**Brief**
Output every line below without omitting or altering anything.

**Information supplied**
-- start --

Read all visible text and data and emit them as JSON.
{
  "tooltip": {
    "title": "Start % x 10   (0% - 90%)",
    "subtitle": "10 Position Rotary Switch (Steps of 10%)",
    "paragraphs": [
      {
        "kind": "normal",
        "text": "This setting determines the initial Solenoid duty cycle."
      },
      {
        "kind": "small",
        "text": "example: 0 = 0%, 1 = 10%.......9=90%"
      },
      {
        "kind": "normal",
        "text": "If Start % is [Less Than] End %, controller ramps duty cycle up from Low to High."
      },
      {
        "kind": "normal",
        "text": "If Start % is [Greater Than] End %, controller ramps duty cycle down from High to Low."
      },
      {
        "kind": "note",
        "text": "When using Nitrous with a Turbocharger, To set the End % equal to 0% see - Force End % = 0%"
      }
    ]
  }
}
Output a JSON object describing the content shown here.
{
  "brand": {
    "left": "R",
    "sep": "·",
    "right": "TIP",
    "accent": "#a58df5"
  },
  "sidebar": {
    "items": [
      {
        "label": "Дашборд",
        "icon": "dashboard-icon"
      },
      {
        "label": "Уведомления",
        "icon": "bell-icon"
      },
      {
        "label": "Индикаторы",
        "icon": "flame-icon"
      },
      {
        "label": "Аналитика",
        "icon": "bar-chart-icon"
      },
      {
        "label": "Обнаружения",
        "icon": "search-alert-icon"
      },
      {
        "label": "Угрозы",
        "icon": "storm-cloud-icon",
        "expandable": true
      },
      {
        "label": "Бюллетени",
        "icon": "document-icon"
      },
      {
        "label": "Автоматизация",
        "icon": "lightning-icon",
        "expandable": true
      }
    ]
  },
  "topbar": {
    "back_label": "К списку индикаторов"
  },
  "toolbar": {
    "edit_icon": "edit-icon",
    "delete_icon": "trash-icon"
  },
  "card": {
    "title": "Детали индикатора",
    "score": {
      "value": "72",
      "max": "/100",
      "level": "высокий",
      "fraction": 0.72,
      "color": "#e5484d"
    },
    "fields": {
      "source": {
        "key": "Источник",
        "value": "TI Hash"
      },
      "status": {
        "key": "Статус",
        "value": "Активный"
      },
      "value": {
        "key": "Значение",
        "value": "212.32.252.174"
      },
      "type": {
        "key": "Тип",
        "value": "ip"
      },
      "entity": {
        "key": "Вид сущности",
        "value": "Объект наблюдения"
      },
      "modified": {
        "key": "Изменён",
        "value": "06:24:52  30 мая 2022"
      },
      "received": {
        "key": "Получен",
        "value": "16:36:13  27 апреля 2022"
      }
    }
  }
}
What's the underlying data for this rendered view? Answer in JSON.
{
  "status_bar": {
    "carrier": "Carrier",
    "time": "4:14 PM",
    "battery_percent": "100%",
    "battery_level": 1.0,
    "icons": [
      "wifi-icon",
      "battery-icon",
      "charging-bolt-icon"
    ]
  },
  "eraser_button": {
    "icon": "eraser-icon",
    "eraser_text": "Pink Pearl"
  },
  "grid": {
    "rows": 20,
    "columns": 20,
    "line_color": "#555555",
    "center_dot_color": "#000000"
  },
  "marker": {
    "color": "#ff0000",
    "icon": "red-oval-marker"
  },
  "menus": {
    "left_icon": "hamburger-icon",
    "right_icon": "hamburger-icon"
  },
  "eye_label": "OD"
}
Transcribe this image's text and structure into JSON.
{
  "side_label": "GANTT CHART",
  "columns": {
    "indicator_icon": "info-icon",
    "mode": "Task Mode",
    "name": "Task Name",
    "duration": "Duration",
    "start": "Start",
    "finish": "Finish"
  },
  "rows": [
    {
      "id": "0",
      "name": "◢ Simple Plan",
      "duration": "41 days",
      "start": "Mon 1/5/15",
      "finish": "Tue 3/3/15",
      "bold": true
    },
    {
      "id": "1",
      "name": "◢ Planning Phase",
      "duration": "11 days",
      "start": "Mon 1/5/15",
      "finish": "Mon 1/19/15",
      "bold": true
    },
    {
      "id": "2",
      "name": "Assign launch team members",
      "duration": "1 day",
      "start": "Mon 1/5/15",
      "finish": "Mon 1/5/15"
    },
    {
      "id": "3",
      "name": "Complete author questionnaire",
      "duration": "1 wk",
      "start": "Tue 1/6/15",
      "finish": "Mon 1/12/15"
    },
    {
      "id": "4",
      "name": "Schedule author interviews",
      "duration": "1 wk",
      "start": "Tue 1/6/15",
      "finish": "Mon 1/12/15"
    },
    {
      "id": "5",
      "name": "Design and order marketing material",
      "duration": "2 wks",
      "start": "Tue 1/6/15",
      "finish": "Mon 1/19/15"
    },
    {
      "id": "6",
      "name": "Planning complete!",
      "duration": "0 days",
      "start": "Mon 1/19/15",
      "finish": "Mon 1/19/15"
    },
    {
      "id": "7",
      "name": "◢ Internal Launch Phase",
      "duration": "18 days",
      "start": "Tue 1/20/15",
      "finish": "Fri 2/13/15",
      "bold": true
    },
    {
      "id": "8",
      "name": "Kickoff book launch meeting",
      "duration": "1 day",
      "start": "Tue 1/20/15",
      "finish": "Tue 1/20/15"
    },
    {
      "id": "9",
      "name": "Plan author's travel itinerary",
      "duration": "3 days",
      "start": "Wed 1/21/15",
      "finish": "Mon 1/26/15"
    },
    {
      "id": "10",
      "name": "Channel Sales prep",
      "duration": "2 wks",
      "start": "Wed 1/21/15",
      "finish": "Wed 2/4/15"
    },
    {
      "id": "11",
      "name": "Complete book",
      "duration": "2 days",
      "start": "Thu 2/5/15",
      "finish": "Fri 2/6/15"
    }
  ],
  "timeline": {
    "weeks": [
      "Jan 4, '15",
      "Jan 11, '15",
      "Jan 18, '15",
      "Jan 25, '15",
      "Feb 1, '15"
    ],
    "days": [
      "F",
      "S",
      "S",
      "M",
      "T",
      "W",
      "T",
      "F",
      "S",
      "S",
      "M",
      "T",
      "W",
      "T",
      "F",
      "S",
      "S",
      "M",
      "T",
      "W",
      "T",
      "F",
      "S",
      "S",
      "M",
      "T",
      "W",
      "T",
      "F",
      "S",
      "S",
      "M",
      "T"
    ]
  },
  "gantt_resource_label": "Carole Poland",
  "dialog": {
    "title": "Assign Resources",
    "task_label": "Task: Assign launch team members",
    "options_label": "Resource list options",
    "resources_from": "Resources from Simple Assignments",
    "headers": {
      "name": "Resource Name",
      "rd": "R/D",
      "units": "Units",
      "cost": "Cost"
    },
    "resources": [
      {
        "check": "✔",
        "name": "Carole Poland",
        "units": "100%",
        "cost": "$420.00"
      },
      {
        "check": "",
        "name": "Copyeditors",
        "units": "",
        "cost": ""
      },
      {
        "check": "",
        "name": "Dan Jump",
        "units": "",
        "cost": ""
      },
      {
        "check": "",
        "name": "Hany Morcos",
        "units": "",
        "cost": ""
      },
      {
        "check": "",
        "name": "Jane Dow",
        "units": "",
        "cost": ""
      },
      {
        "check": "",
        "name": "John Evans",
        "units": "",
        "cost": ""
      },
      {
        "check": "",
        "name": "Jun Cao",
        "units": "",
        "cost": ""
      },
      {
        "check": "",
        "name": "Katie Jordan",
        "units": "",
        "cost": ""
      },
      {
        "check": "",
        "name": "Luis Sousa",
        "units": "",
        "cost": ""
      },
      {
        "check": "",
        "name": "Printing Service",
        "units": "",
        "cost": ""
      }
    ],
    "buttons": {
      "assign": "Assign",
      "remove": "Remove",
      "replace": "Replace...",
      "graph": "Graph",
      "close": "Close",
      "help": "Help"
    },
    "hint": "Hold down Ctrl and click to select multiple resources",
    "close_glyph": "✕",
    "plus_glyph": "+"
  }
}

-- end --

**Final result**
Read all visible text and data and emit them as JSON.
{
  "tooltip": {
    "title": "Start % x 10   (0% - 90%)",
    "subtitle": "10 Position Rotary Switch (Steps of 10%)",
    "paragraphs": [
      {
        "kind": "normal",
        "text": "This setting determines the initial Solenoid duty cycle."
      },
      {
        "kind": "small",
        "text": "example: 0 = 0%, 1 = 10%.......9=90%"
      },
      {
        "kind": "normal",
        "text": "If Start % is [Less Than] End %, controller ramps duty cycle up from Low to High."
      },
      {
        "kind": "normal",
        "text": "If Start % is [Greater Than] End %, controller ramps duty cycle down from High to Low."
      },
      {
        "kind": "note",
        "text": "When using Nitrous with a Turbocharger, To set the End % equal to 0% see - Force End % = 0%"
      }
    ]
  }
}
Output a JSON object describing the content shown here.
{
  "brand": {
    "left": "R",
    "sep": "·",
    "right": "TIP",
    "accent": "#a58df5"
  },
  "sidebar": {
    "items": [
      {
        "label": "Дашборд",
        "icon": "dashboard-icon"
      },
      {
        "label": "Уведомления",
        "icon": "bell-icon"
      },
      {
        "label": "Индикаторы",
        "icon": "flame-icon"
      },
      {
        "label": "Аналитика",
        "icon": "bar-chart-icon"
      },
      {
        "label": "Обнаружения",
        "icon": "search-alert-icon"
      },
      {
        "label": "Угрозы",
        "icon": "storm-cloud-icon",
        "expandable": true
      },
      {
        "label": "Бюллетени",
        "icon": "document-icon"
      },
      {
        "label": "Автоматизация",
        "icon": "lightning-icon",
        "expandable": true
      }
    ]
  },
  "topbar": {
    "back_label": "К списку индикаторов"
  },
  "toolbar": {
    "edit_icon": "edit-icon",
    "delete_icon": "trash-icon"
  },
  "card": {
    "title": "Детали индикатора",
    "score": {
      "value": "72",
      "max": "/100",
      "level": "высокий",
      "fraction": 0.72,
      "color": "#e5484d"
    },
    "fields": {
      "source": {
        "key": "Источник",
        "value": "TI Hash"
      },
      "status": {
        "key": "Статус",
        "value": "Активный"
      },
      "value": {
        "key": "Значение",
        "value": "212.32.252.174"
      },
      "type": {
        "key": "Тип",
        "value": "ip"
      },
      "entity": {
        "key": "Вид сущности",
        "value": "Объект наблюдения"
      },
      "modified": {
        "key": "Изменён",
        "value": "06:24:52  30 мая 2022"
      },
      "received": {
        "key": "Получен",
        "value": "16:36:13  27 апреля 2022"
      }
    }
  }
}
What's the underlying data for this rendered view? Answer in JSON.
{
  "status_bar": {
    "carrier": "Carrier",
    "time": "4:14 PM",
    "battery_percent": "100%",
    "battery_level": 1.0,
    "icons": [
      "wifi-icon",
      "battery-icon",
      "charging-bolt-icon"
    ]
  },
  "eraser_button": {
    "icon": "eraser-icon",
    "eraser_text": "Pink Pearl"
  },
  "grid": {
    "rows": 20,
    "columns": 20,
    "line_color": "#555555",
    "center_dot_color": "#000000"
  },
  "marker": {
    "color": "#ff0000",
    "icon": "red-oval-marker"
  },
  "menus": {
    "left_icon": "hamburger-icon",
    "right_icon": "hamburger-icon"
  },
  "eye_label": "OD"
}
Transcribe this image's text and structure into JSON.
{
  "side_label": "GANTT CHART",
  "columns": {
    "indicator_icon": "info-icon",
    "mode": "Task Mode",
    "name": "Task Name",
    "duration": "Duration",
    "start": "Start",
    "finish": "Finish"
  },
  "rows": [
    {
      "id": "0",
      "name": "◢ Simple Plan",
      "duration": "41 days",
      "start": "Mon 1/5/15",
      "finish": "Tue 3/3/15",
      "bold": true
    },
    {
      "id": "1",
      "name": "◢ Planning Phase",
      "duration": "11 days",
      "start": "Mon 1/5/15",
      "finish": "Mon 1/19/15",
      "bold": true
    },
    {
      "id": "2",
      "name": "Assign launch team members",
      "duration": "1 day",
      "start": "Mon 1/5/15",
      "finish": "Mon 1/5/15"
    },
    {
      "id": "3",
      "name": "Complete author questionnaire",
      "duration": "1 wk",
      "start": "Tue 1/6/15",
      "finish": "Mon 1/12/15"
    },
    {
      "id": "4",
      "name": "Schedule author interviews",
      "duration": "1 wk",
      "start": "Tue 1/6/15",
      "finish": "Mon 1/12/15"
    },
    {
      "id": "5",
      "name": "Design and order marketing material",
      "duration": "2 wks",
      "start": "Tue 1/6/15",
      "finish": "Mon 1/19/15"
    },
    {
      "id": "6",
      "name": "Planning complete!",
      "duration": "0 days",
      "start": "Mon 1/19/15",
      "finish": "Mon 1/19/15"
    },
    {
      "id": "7",
      "name": "◢ Internal Launch Phase",
      "duration": "18 days",
      "start": "Tue 1/20/15",
      "finish": "Fri 2/13/15",
      "bold": true
    },
    {
      "id": "8",
      "name": "Kickoff book launch meeting",
      "duration": "1 day",
      "start": "Tue 1/20/15",
      "finish": "Tue 1/20/15"
    },
    {
      "id": "9",
      "name": "Plan author's travel itinerary",
      "duration": "3 days",
      "start": "Wed 1/21/15",
      "finish": "Mon 1/26/15"
    },
    {
      "id": "10",
      "name": "Channel Sales prep",
      "duration": "2 wks",
      "start": "Wed 1/21/15",
      "finish": "Wed 2/4/15"
    },
    {
      "id": "11",
      "name": "Complete book",
      "duration": "2 days",
      "start": "Thu 2/5/15",
      "finish": "Fri 2/6/15"
    }
  ],
  "timeline": {
    "weeks": [
      "Jan 4, '15",
      "Jan 11, '15",
      "Jan 18, '15",
      "Jan 25, '15",
      "Feb 1, '15"
    ],
    "days": [
      "F",
      "S",
      "S",
      "M",
      "T",
      "W",
      "T",
      "F",
      "S",
      "S",
      "M",
      "T",
      "W",
      "T",
      "F",
      "S",
      "S",
      "M",
      "T",
      "W",
      "T",
      "F",
      "S",
      "S",
      "M",
      "T",
      "W",
      "T",
      "F",
      "S",
      "S",
      "M",
      "T"
    ]
  },
  "gantt_resource_label": "Carole Poland",
  "dialog": {
    "title": "Assign Resources",
    "task_label": "Task: Assign launch team members",
    "options_label": "Resource list options",
    "resources_from": "Resources from Simple Assignments",
    "headers": {
      "name": "Resource Name",
      "rd": "R/D",
      "units": "Units",
      "cost": "Cost"
    },
    "resources": [
      {
        "check": "✔",
        "name": "Carole Poland",
        "units": "100%",
        "cost": "$420.00"
      },
      {
        "check": "",
        "name": "Copyeditors",
        "units": "",
        "cost": ""
      },
      {
        "check": "",
        "name": "Dan Jump",
        "units": "",
        "cost": ""
      },
      {
        "check": "",
        "name": "Hany Morcos",
        "units": "",
        "cost": ""
      },
      {
        "check": "",
        "name": "Jane Dow",
        "units": "",
        "cost": ""
      },
      {
        "check": "",
        "name": "John Evans",
        "units": "",
        "cost": ""
      },
      {
        "check": "",
        "name": "Jun Cao",
        "units": "",
        "cost": ""
      },
      {
        "check": "",
        "name": "Katie Jordan",
        "units": "",
        "cost": ""
      },
      {
        "check": "",
        "name": "Luis Sousa",
        "units": "",
        "cost": ""
      },
      {
        "check": "",
        "name": "Printing Service",
        "units": "",
        "cost": ""
      }
    ],
    "buttons": {
      "assign": "Assign",
      "remove": "Remove",
      "replace": "Replace...",
      "graph": "Graph",
      "close": "Close",
      "help": "Help"
    },
    "hint": "Hold down Ctrl and click to select multiple resources",
    "close_glyph": "✕",
    "plus_glyph": "+"
  }
}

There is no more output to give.